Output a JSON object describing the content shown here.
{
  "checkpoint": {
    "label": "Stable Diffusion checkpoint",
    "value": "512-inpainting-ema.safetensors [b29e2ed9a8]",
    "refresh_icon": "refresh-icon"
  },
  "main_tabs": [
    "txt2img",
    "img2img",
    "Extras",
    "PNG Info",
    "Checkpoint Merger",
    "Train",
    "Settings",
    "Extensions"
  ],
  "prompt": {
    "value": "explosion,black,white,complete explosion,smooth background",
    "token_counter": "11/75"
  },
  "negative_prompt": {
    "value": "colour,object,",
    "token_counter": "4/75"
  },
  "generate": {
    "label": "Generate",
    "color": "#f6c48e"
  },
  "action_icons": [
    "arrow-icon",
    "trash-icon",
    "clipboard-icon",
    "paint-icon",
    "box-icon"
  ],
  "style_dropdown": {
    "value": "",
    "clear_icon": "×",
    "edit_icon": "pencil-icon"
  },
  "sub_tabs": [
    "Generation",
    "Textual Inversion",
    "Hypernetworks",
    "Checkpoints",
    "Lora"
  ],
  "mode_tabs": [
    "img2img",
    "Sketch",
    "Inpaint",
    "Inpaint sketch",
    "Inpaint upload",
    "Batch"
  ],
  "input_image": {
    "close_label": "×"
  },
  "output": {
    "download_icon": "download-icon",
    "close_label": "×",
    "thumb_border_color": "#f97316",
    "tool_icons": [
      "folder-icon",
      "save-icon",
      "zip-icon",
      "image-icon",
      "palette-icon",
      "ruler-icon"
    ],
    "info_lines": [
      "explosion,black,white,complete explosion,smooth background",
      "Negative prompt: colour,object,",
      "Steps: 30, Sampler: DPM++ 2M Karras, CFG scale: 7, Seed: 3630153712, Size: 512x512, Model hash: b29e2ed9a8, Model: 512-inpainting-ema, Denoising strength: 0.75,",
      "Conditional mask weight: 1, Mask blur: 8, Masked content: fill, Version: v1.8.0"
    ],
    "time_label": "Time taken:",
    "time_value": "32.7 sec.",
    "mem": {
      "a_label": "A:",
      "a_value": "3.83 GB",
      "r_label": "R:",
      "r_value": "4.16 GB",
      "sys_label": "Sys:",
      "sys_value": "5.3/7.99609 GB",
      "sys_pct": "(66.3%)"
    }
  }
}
_ _ _ _
▶ _THE TASK_
Repeat the material above exactly.

▶ _EXERCISE ANSWER_
Output a JSON object describing the content shown here.
{
  "checkpoint": {
    "label": "Stable Diffusion checkpoint",
    "value": "512-inpainting-ema.safetensors [b29e2ed9a8]",
    "refresh_icon": "refresh-icon"
  },
  "main_tabs": [
    "txt2img",
    "img2img",
    "Extras",
    "PNG Info",
    "Checkpoint Merger",
    "Train",
    "Settings",
    "Extensions"
  ],
  "prompt": {
    "value": "explosion,black,white,complete explosion,smooth background",
    "token_counter": "11/75"
  },
  "negative_prompt": {
    "value": "colour,object,",
    "token_counter": "4/75"
  },
  "generate": {
    "label": "Generate",
    "color": "#f6c48e"
  },
  "action_icons": [
    "arrow-icon",
    "trash-icon",
    "clipboard-icon",
    "paint-icon",
    "box-icon"
  ],
  "style_dropdown": {
    "value": "",
    "clear_icon": "×",
    "edit_icon": "pencil-icon"
  },
  "sub_tabs": [
    "Generation",
    "Textual Inversion",
    "Hypernetworks",
    "Checkpoints",
    "Lora"
  ],
  "mode_tabs": [
    "img2img",
    "Sketch",
    "Inpaint",
    "Inpaint sketch",
    "Inpaint upload",
    "Batch"
  ],
  "input_image": {
    "close_label": "×"
  },
  "output": {
    "download_icon": "download-icon",
    "close_label": "×",
    "thumb_border_color": "#f97316",
    "tool_icons": [
      "folder-icon",
      "save-icon",
      "zip-icon",
      "image-icon",
      "palette-icon",
      "ruler-icon"
    ],
    "info_lines": [
      "explosion,black,white,complete explosion,smooth background",
      "Negative prompt: colour,object,",
      "Steps: 30, Sampler: DPM++ 2M Karras, CFG scale: 7, Seed: 3630153712, Size: 512x512, Model hash: b29e2ed9a8, Model: 512-inpainting-ema, Denoising strength: 0.75,",
      "Conditional mask weight: 1, Mask blur: 8, Masked content: fill, Version: v1.8.0"
    ],
    "time_label": "Time taken:",
    "time_value": "32.7 sec.",
    "mem": {
      "a_label": "A:",
      "a_value": "3.83 GB",
      "r_label": "R:",
      "r_value": "4.16 GB",
      "sys_label": "Sys:",
      "sys_value": "5.3/7.99609 GB",
      "sys_pct": "(66.3%)"
    }
  }
}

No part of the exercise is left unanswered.